--- Provided text ---

I use an ESS system consisting of 3x Multiplus-II, two solar chargers, Cerbo GX and a CAN-connected smart battery (BYD LVS 8.0). My question: Is there a way to disable the 3% hysteresis above minimum SOC? When the load is higher than power coming from the solar chargers, the battery is discharged until minimum SOC is reached. As expected, the ESS switches to ESS #1 mode to prevent further discharging of the battery. But instead of staying at minimum SOC and using grid power to substitute the missing power from the battery, the inverter is turned off completely and all power coming from the solar chargers are used to charge the battery until minimum SOC plus 3% is reached.
After that the inverter is turned on again and the battery is discharged again until minimum SOC is reached again, which can be a matter of a few minutes when the load is much higher than the power generated by the solar chargers. This loop continues forever until either the load is reduced or the solar charges produce more power than needed by the current load.

--- Record set ---

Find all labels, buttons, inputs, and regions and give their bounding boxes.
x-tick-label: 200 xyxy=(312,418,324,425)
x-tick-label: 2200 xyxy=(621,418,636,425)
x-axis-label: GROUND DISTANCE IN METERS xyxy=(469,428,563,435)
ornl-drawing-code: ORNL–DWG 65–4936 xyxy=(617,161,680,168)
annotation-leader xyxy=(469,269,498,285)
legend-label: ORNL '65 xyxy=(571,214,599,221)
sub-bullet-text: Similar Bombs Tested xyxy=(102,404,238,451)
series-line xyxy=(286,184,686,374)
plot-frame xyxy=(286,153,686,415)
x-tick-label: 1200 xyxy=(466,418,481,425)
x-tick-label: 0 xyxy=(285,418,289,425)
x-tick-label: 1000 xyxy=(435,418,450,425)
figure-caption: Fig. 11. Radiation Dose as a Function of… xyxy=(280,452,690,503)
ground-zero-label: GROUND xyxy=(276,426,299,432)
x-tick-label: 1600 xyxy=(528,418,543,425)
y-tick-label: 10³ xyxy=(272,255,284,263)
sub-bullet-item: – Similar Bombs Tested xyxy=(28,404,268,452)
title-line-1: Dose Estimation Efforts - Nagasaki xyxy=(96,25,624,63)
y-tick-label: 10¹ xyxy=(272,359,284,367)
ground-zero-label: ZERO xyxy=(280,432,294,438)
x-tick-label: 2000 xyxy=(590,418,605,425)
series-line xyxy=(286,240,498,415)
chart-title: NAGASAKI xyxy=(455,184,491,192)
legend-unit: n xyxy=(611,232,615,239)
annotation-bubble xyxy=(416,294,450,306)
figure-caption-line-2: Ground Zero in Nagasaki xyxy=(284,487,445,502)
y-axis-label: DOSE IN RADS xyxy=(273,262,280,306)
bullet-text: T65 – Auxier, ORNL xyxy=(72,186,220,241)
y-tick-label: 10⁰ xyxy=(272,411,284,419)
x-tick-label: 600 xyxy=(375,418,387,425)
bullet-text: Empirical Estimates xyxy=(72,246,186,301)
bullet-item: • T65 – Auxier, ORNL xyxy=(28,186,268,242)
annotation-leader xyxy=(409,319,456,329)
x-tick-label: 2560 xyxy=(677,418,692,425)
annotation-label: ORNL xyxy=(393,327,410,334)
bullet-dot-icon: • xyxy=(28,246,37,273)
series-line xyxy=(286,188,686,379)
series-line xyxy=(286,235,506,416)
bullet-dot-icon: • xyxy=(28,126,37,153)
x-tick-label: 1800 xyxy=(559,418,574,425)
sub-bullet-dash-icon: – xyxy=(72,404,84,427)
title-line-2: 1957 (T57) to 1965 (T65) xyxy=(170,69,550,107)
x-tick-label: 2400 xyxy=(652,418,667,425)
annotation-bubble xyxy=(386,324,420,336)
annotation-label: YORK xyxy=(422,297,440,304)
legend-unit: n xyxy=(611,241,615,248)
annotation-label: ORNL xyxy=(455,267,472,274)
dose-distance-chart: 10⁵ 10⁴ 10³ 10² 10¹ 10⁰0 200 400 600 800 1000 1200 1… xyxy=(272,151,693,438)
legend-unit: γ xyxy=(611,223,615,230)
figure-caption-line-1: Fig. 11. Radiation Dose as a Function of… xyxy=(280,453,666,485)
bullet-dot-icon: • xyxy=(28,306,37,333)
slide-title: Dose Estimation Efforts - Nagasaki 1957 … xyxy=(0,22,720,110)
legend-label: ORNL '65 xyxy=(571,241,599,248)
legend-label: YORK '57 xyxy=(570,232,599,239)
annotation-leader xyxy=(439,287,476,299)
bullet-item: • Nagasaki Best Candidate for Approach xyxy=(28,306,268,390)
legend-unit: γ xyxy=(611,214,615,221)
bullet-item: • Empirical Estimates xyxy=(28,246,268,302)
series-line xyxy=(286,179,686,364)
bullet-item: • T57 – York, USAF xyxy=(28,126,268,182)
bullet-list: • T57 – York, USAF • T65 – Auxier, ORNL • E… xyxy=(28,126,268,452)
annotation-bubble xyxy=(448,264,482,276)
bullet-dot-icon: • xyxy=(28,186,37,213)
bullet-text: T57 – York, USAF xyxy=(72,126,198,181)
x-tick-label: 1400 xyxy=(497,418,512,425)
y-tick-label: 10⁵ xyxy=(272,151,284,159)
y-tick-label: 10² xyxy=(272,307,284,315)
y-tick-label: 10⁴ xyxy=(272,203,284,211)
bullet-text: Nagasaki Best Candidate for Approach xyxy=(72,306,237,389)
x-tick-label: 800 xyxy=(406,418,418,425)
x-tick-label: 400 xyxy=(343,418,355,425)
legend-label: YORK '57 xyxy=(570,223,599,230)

---

- [What to do]
(a) Transcribe the text about the ESS system from "I use an ESS" up to and including "3% is reached.".
(b) Answer these questions using the text about the ESS system:
(i) How many Multiplus-II units are in the system?
(ii) What smart battery is connected over CAN?
(iii) What two conditions end the loop?
(c) Write the next part of the text about the ESS system, picking up after its final sentence.

- [Answers to the tasks]
(a)
I use an ESS system consisting of 3x Multiplus-II, two solar chargers, Cerbo GX and a CAN-connected smart battery (BYD LVS 8.0). My question: Is there a way to disable the 3% hysteresis above minimum SOC? When the load is higher than power coming from the solar chargers, the battery is discharged until minimum SOC is reached. As expected, the ESS switches to ESS #1 mode to prevent further discharging of the battery. But instead of staying at minimum SOC and using grid power to substitute the missing power from the battery, the inverter is turned off completely and all power coming from the solar chargers are used to charge the battery until minimum SOC plus 3% is reached.

(b)
(i) Three.
(ii) A BYD LVS 8.0.
(iii) Either the load is reduced, or the solar chargers produce more power than the current load needs.

(c)
So to summarize: Everything would be fine when the battery just stays at minimum SOC and is not being recharged to minimum SOC + 3%. Is there a way to change this? I totally agree to recharge the battery if its SOC drops below minimum SOC but as long as it stays exactly at minimum SOC level, the solar charges should just leave the battery alone.
It has been discussed on various topics before.
Same reason a hysteresis is always used, it prevents the system from bouncing between grid charging, blocking discharge states etc when on min SOC. PV can vary, so you want a small buffer to allow soc to drop a bit before triggering all the ESS mechanisms, whether that be charging from grid or discharging from battery.
It is documented in the manual iirc.
It shouldn’t be a problem on an adequately sized system.
With bad solar the gaps between cycles should be longish.
The only scenario I can see being a problem is when there is reasonable solar, a smallish battery and loads that are large, that allows the system to hit +3% quickly and then drains it as fast. That isn’t typical though.
This seems to be my case. The load is so high, that discharging the battery from minSoc+3% to minSoc takes only 2-3 minutes. Charging is a bit slower but also around 3-5 minutes. I guess I have to live with that.
You could force the ESS inverter limit lower during this time, which would use more grid but slow the battery discharge.
That is something you could schedule with nodered as well.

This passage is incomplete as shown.